REQUEST: In the entries below, count every line with the word "values". Return only the count.

┌─ DATASET

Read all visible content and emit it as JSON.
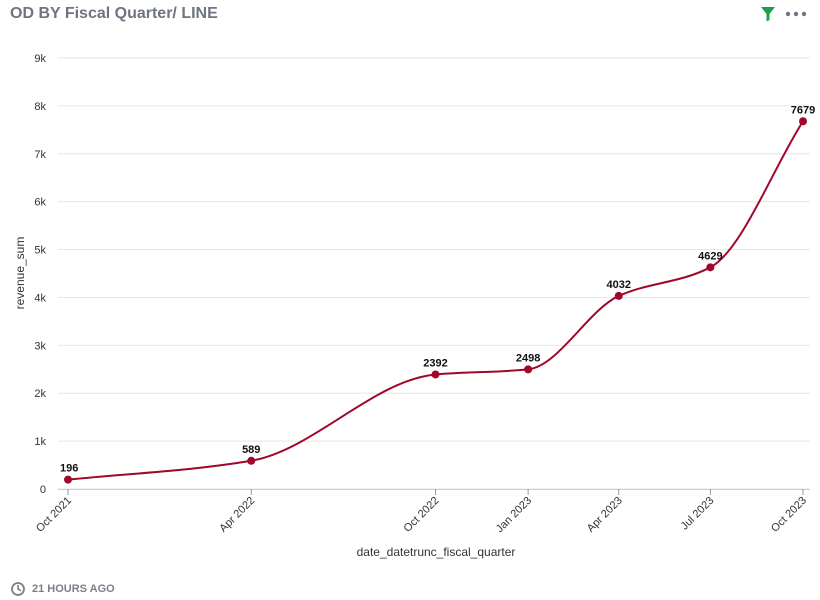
{
  "title": "OD BY Fiscal Quarter/ LINE",
  "footer": {
    "timestamp": "21 HOURS AGO"
  },
  "icons": {
    "filter": "filter-icon",
    "more": "more-icon",
    "clock": "clock-icon"
  },
  "colors": {
    "line": "#a0072b",
    "filter": "#1aa34a",
    "title": "#6e7480"
  },
  "chart_data": {
    "type": "line",
    "x": [
      "Oct 2021",
      "Apr 2022",
      "Oct 2022",
      "Jan 2023",
      "Apr 2023",
      "Jul 2023",
      "Oct 2023"
    ],
    "x_dates": [
      "2021-10-01",
      "2022-04-01",
      "2022-10-01",
      "2023-01-01",
      "2023-04-01",
      "2023-07-01",
      "2023-10-01"
    ],
    "values": [
      196,
      589,
      2392,
      2498,
      4032,
      4629,
      7679
    ],
    "xlabel": "date_datetrunc_fiscal_quarter",
    "ylabel": "revenue_sum",
    "ylim": [
      0,
      9000
    ],
    "yticks": [
      0,
      1000,
      2000,
      3000,
      4000,
      5000,
      6000,
      7000,
      8000,
      9000
    ],
    "ytick_labels": [
      "0",
      "1k",
      "2k",
      "3k",
      "4k",
      "5k",
      "6k",
      "7k",
      "8k",
      "9k"
    ],
    "grid": true,
    "legend": "none"
  }
}
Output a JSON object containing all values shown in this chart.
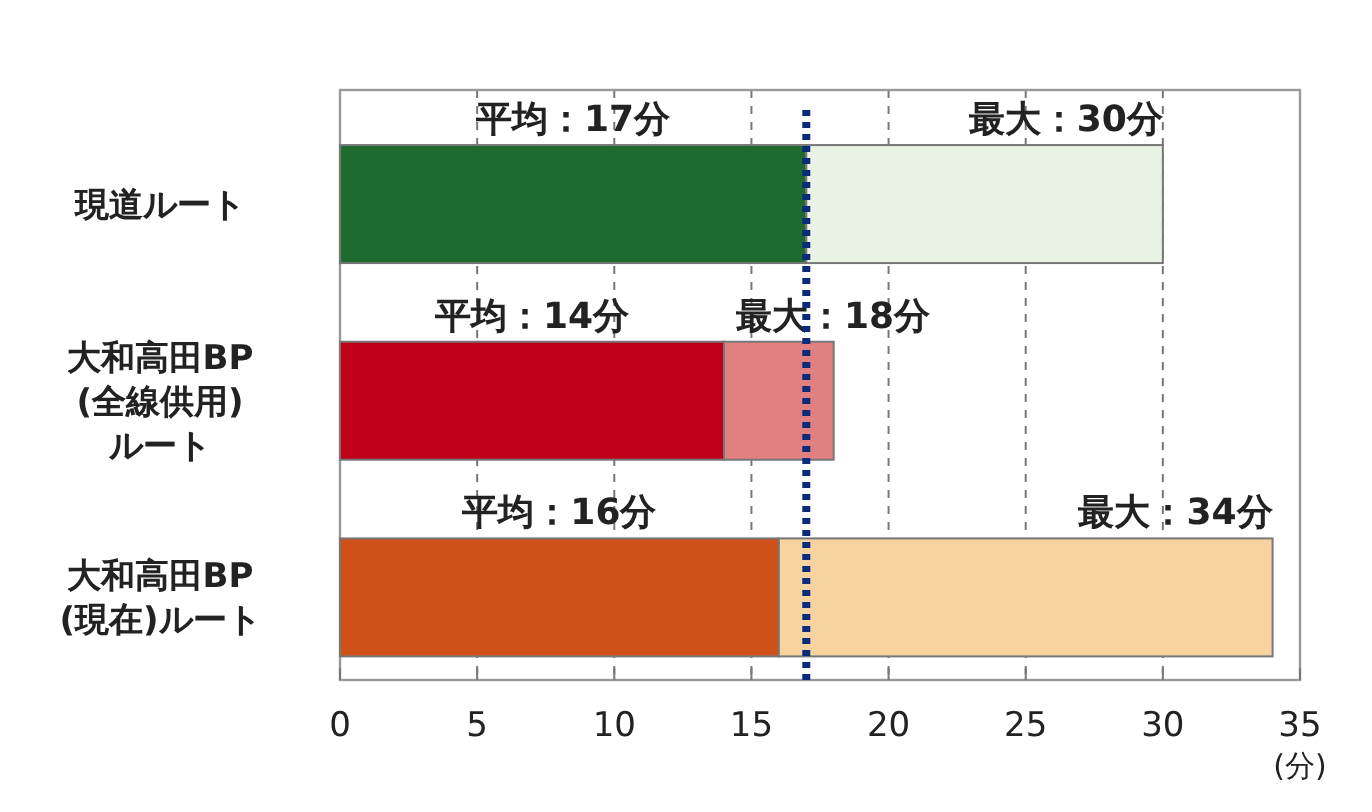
{
  "chart_data": {
    "type": "bar",
    "orientation": "horizontal",
    "stacked": true,
    "categories": [
      "現道ルート",
      "大和高田BP\n(全線供用)\nルート",
      "大和高田BP\n(現在)ルート"
    ],
    "series": [
      {
        "colors": [
          "#1e6b30",
          "#c0001a",
          "#d0501a"
        ],
        "values": [
          17,
          14,
          16
        ],
        "value_labels": [
          "平均：17分",
          "平均：14分",
          "平均：16分"
        ]
      },
      {
        "colors": [
          "#e8f3e6",
          "#e08080",
          "#f7d3a0"
        ],
        "values": [
          13,
          4,
          18
        ]
      }
    ],
    "annotations": [
      {
        "text": "最大：30分",
        "x": 30,
        "y": "現道ルート"
      },
      {
        "text": "最大：18分",
        "x": 18,
        "y": "大和高田BP\n(全線供用)\nルート"
      },
      {
        "text": "最大：34分",
        "x": 34,
        "y": "大和高田BP\n(現在)ルート"
      }
    ],
    "xlim": [
      0,
      35
    ],
    "xticks": [
      0,
      5,
      10,
      15,
      20,
      25,
      30,
      35
    ],
    "xlabel": "(分)",
    "grid": "x",
    "ref_lines": [
      {
        "axis": "x",
        "value": 17,
        "color": "#0a2a7a",
        "line_style": "dotted"
      }
    ]
  }
}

└─

EXERCISE OUTPUT: 4